* DATA SHOWN:
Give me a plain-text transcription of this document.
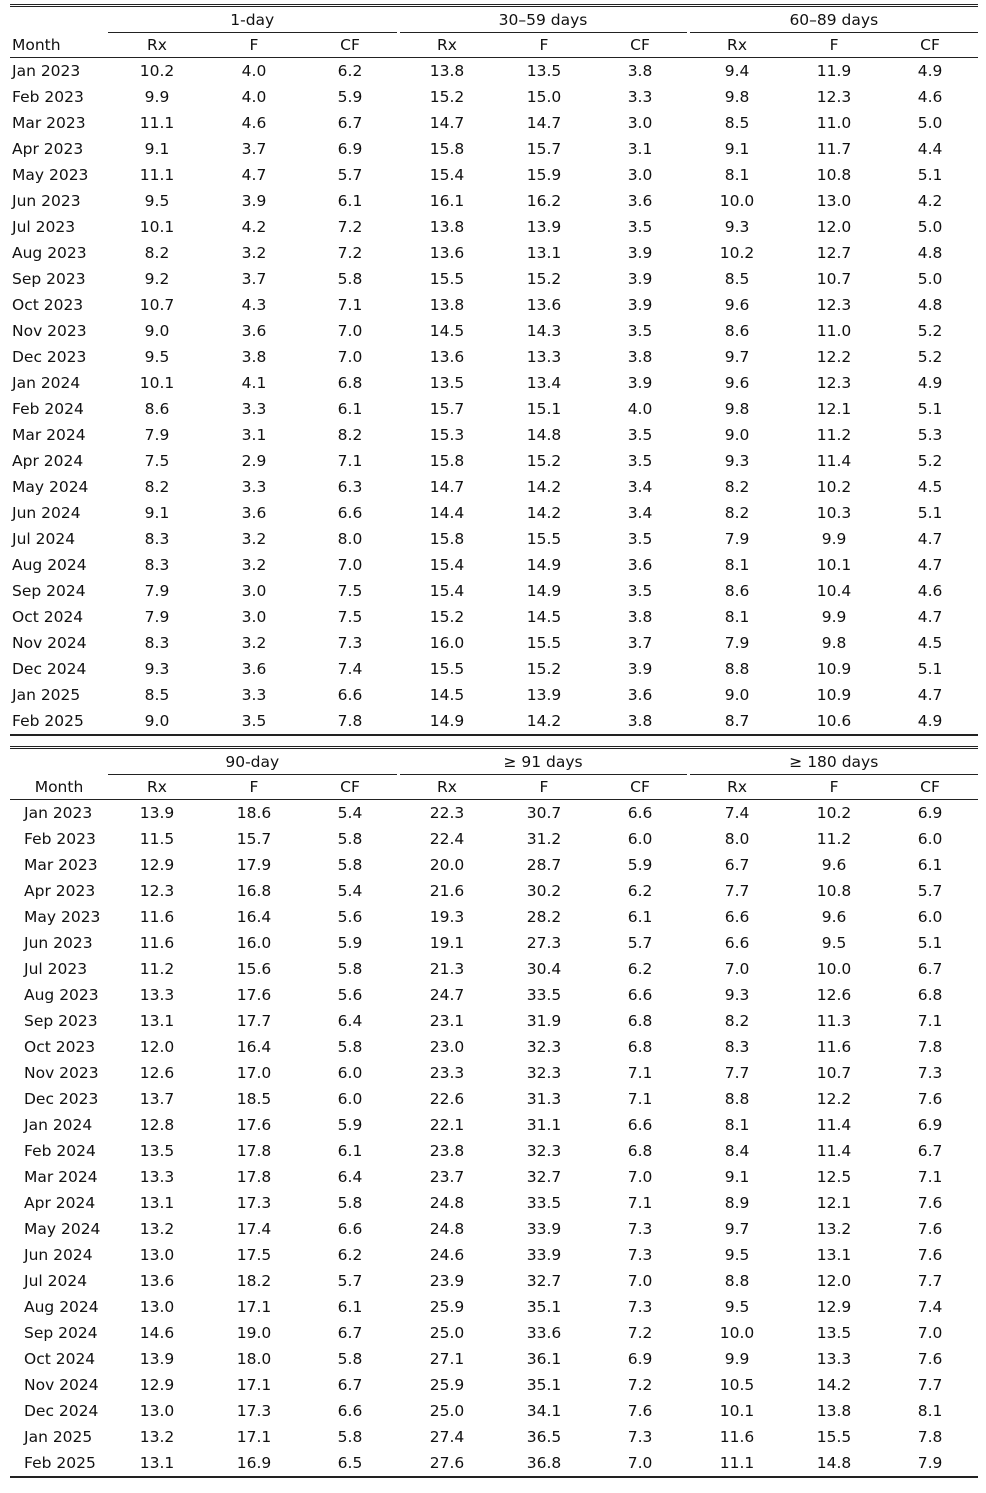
	1-day			30–59 days			60–89 days		
Month	Rx	F	CF	Rx	F	CF	Rx	F	CF
Jan 2023	10.2	4.0	6.2	13.8	13.5	3.8	9.4	11.9	4.9
Feb 2023	9.9	4.0	5.9	15.2	15.0	3.3	9.8	12.3	4.6
Mar 2023	11.1	4.6	6.7	14.7	14.7	3.0	8.5	11.0	5.0
Apr 2023	9.1	3.7	6.9	15.8	15.7	3.1	9.1	11.7	4.4
May 2023	11.1	4.7	5.7	15.4	15.9	3.0	8.1	10.8	5.1
Jun 2023	9.5	3.9	6.1	16.1	16.2	3.6	10.0	13.0	4.2
Jul 2023	10.1	4.2	7.2	13.8	13.9	3.5	9.3	12.0	5.0
Aug 2023	8.2	3.2	7.2	13.6	13.1	3.9	10.2	12.7	4.8
Sep 2023	9.2	3.7	5.8	15.5	15.2	3.9	8.5	10.7	5.0
Oct 2023	10.7	4.3	7.1	13.8	13.6	3.9	9.6	12.3	4.8
Nov 2023	9.0	3.6	7.0	14.5	14.3	3.5	8.6	11.0	5.2
Dec 2023	9.5	3.8	7.0	13.6	13.3	3.8	9.7	12.2	5.2
Jan 2024	10.1	4.1	6.8	13.5	13.4	3.9	9.6	12.3	4.9
Feb 2024	8.6	3.3	6.1	15.7	15.1	4.0	9.8	12.1	5.1
Mar 2024	7.9	3.1	8.2	15.3	14.8	3.5	9.0	11.2	5.3
Apr 2024	7.5	2.9	7.1	15.8	15.2	3.5	9.3	11.4	5.2
May 2024	8.2	3.3	6.3	14.7	14.2	3.4	8.2	10.2	4.5
Jun 2024	9.1	3.6	6.6	14.4	14.2	3.4	8.2	10.3	5.1
Jul 2024	8.3	3.2	8.0	15.8	15.5	3.5	7.9	9.9	4.7
Aug 2024	8.3	3.2	7.0	15.4	14.9	3.6	8.1	10.1	4.7
Sep 2024	7.9	3.0	7.5	15.4	14.9	3.5	8.6	10.4	4.6
Oct 2024	7.9	3.0	7.5	15.2	14.5	3.8	8.1	9.9	4.7
Nov 2024	8.3	3.2	7.3	16.0	15.5	3.7	7.9	9.8	4.5
Dec 2024	9.3	3.6	7.4	15.5	15.2	3.9	8.8	10.9	5.1
Jan 2025	8.5	3.3	6.6	14.5	13.9	3.6	9.0	10.9	4.7
Feb 2025	9.0	3.5	7.8	14.9	14.2	3.8	8.7	10.6	4.9
	90-day			≥ 91 days			≥ 180 days		
Month	Rx	F	CF	Rx	F	CF	Rx	F	CF
Jan 2023	13.9	18.6	5.4	22.3	30.7	6.6	7.4	10.2	6.9
Feb 2023	11.5	15.7	5.8	22.4	31.2	6.0	8.0	11.2	6.0
Mar 2023	12.9	17.9	5.8	20.0	28.7	5.9	6.7	9.6	6.1
Apr 2023	12.3	16.8	5.4	21.6	30.2	6.2	7.7	10.8	5.7
May 2023	11.6	16.4	5.6	19.3	28.2	6.1	6.6	9.6	6.0
Jun 2023	11.6	16.0	5.9	19.1	27.3	5.7	6.6	9.5	5.1
Jul 2023	11.2	15.6	5.8	21.3	30.4	6.2	7.0	10.0	6.7
Aug 2023	13.3	17.6	5.6	24.7	33.5	6.6	9.3	12.6	6.8
Sep 2023	13.1	17.7	6.4	23.1	31.9	6.8	8.2	11.3	7.1
Oct 2023	12.0	16.4	5.8	23.0	32.3	6.8	8.3	11.6	7.8
Nov 2023	12.6	17.0	6.0	23.3	32.3	7.1	7.7	10.7	7.3
Dec 2023	13.7	18.5	6.0	22.6	31.3	7.1	8.8	12.2	7.6
Jan 2024	12.8	17.6	5.9	22.1	31.1	6.6	8.1	11.4	6.9
Feb 2024	13.5	17.8	6.1	23.8	32.3	6.8	8.4	11.4	6.7
Mar 2024	13.3	17.8	6.4	23.7	32.7	7.0	9.1	12.5	7.1
Apr 2024	13.1	17.3	5.8	24.8	33.5	7.1	8.9	12.1	7.6
May 2024	13.2	17.4	6.6	24.8	33.9	7.3	9.7	13.2	7.6
Jun 2024	13.0	17.5	6.2	24.6	33.9	7.3	9.5	13.1	7.6
Jul 2024	13.6	18.2	5.7	23.9	32.7	7.0	8.8	12.0	7.7
Aug 2024	13.0	17.1	6.1	25.9	35.1	7.3	9.5	12.9	7.4
Sep 2024	14.6	19.0	6.7	25.0	33.6	7.2	10.0	13.5	7.0
Oct 2024	13.9	18.0	5.8	27.1	36.1	6.9	9.9	13.3	7.6
Nov 2024	12.9	17.1	6.7	25.9	35.1	7.2	10.5	14.2	7.7
Dec 2024	13.0	17.3	6.6	25.0	34.1	7.6	10.1	13.8	8.1
Jan 2025	13.2	17.1	5.8	27.4	36.5	7.3	11.6	15.5	7.8
Feb 2025	13.1	16.9	6.5	27.6	36.8	7.0	11.1	14.8	7.9
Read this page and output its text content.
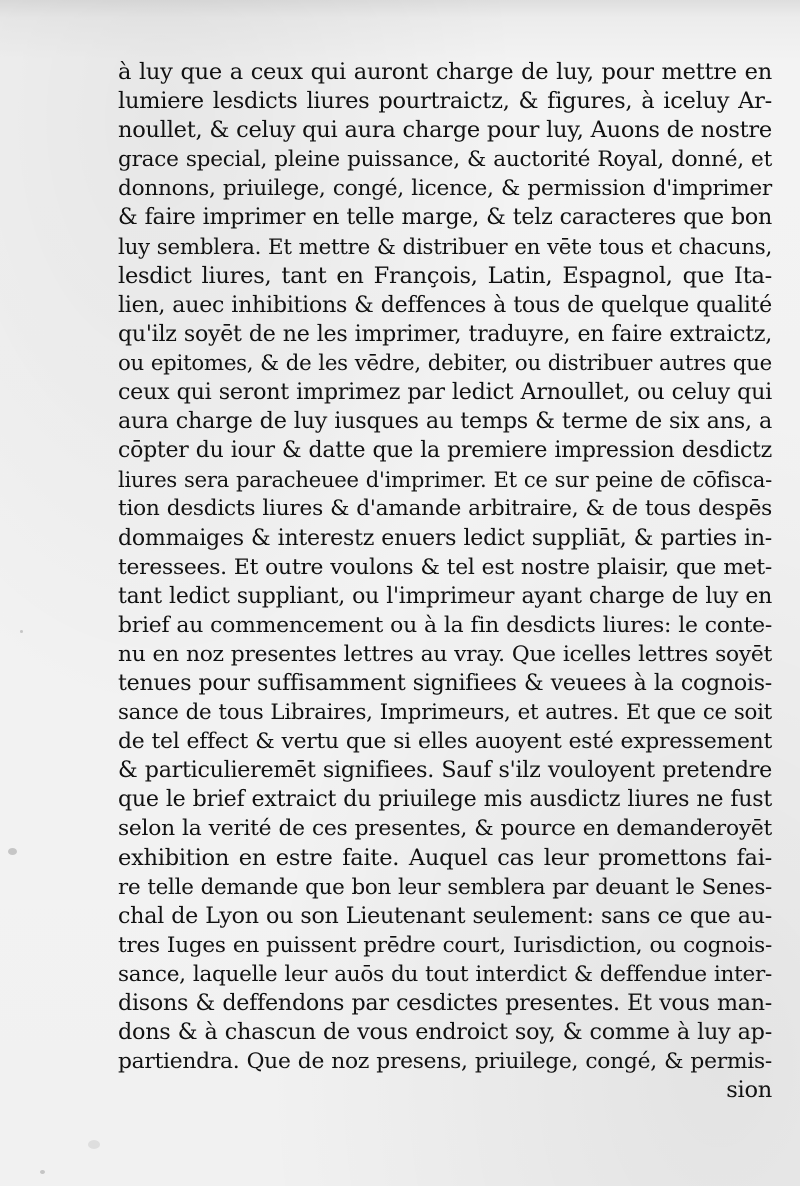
à luy que a ceux qui auront charge de luy, pour mettre en
lumiere lesdicts liures pourtraictz, & figures, à iceluy Ar-
noullet, & celuy qui aura charge pour luy, Auons de nostre
grace special, pleine puissance, & auctorité Royal, donné, et
donnons, priuilege, congé, licence, & permission d'imprimer
& faire imprimer en telle marge, & telz caracteres que bon
luy semblera. Et mettre & distribuer en vēte tous et chacuns,
lesdict liures, tant en François, Latin, Espagnol, que Ita-
lien, auec inhibitions & deffences à tous de quelque qualité
qu'ilz soyēt de ne les imprimer, traduyre, en faire extraictz,
ou epitomes, & de les vēdre, debiter, ou distribuer autres que
ceux qui seront imprimez par ledict Arnoullet, ou celuy qui
aura charge de luy iusques au temps & terme de six ans, a
cōpter du iour & datte que la premiere impression desdictz
liures sera paracheuee d'imprimer. Et ce sur peine de cōfisca-
tion desdicts liures & d'amande arbitraire, & de tous despēs
dommaiges & interestz enuers ledict suppliāt, & parties in-
teressees. Et outre voulons & tel est nostre plaisir, que met-
tant ledict suppliant, ou l'imprimeur ayant charge de luy en
brief au commencement ou à la fin desdicts liures: le conte-
nu en noz presentes lettres au vray. Que icelles lettres soyēt
tenues pour suffisamment signifiees & veuees à la cognois-
sance de tous Libraires, Imprimeurs, et autres. Et que ce soit
de tel effect & vertu que si elles auoyent esté expressement
& particulieremēt signifiees. Sauf s'ilz vouloyent pretendre
que le brief extraict du priuilege mis ausdictz liures ne fust
selon la verité de ces presentes, & pource en demanderoyēt
exhibition en estre faite. Auquel cas leur promettons fai-
re telle demande que bon leur semblera par deuant le Senes-
chal de Lyon ou son Lieutenant seulement: sans ce que au-
tres Iuges en puissent prēdre court, Iurisdiction, ou cognois-
sance, laquelle leur auōs du tout interdict & deffendue inter-
disons & deffendons par cesdictes presentes. Et vous man-
dons & à chascun de vous endroict soy, & comme à luy ap-
partiendra. Que de noz presens, priuilege, congé, & permis-
sion
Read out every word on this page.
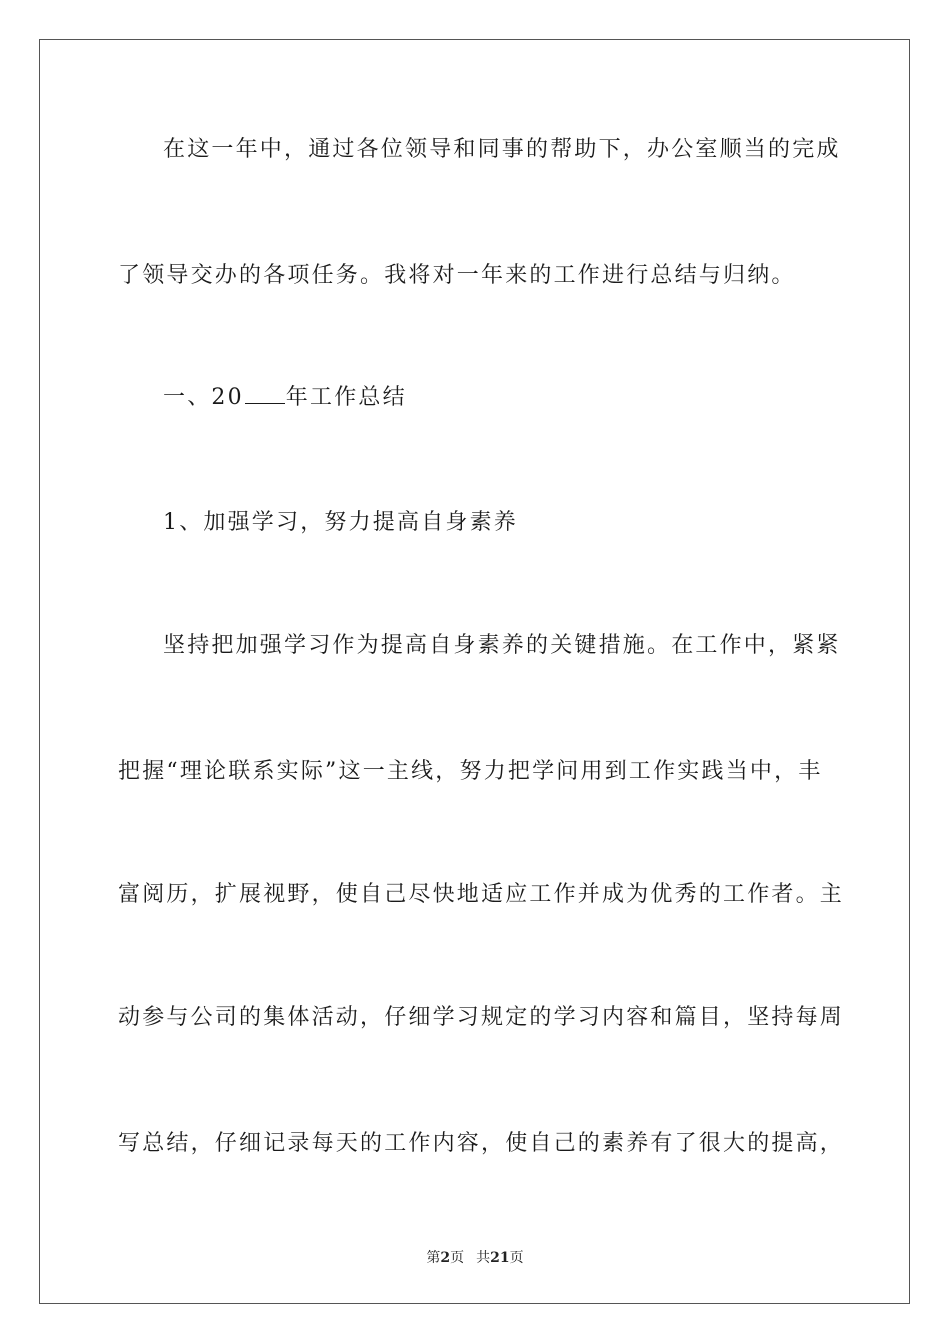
在这一年中，通过各位领导和同事的帮助下，办公室顺当的完成
了领导交办的各项任务。我将对一年来的工作进行总结与归纳。
一、20 年工作总结
1、加强学习，努力提高自身素养
坚持把加强学习作为提高自身素养的关键措施。在工作中，紧紧
把握“理论联系实际”这一主线，努力把学问用到工作实践当中，丰
富阅历，扩展视野，使自己尽快地适应工作并成为优秀的工作者。主
动参与公司的集体活动，仔细学习规定的学习内容和篇目，坚持每周
写总结，仔细记录每天的工作内容，使自己的素养有了很大的提高，
第2页 共21页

* EXERCISE REQUIREMENTS: Pick up at the line that holds "Read out every word on this page." and restate each line, word for word, through the last line of the entries. Include both end lines but none of the pictures.

* WRITTEN ANSWER:
Read out every word on this page.
在这一年中，通过各位领导和同事的帮助下，办公室顺当的完成
了领导交办的各项任务。我将对一年来的工作进行总结与归纳。
一、20 年工作总结
1、加强学习，努力提高自身素养
坚持把加强学习作为提高自身素养的关键措施。在工作中，紧紧
把握“理论联系实际”这一主线，努力把学问用到工作实践当中，丰
富阅历，扩展视野，使自己尽快地适应工作并成为优秀的工作者。主
动参与公司的集体活动，仔细学习规定的学习内容和篇目，坚持每周
写总结，仔细记录每天的工作内容，使自己的素养有了很大的提高，
第2页 共21页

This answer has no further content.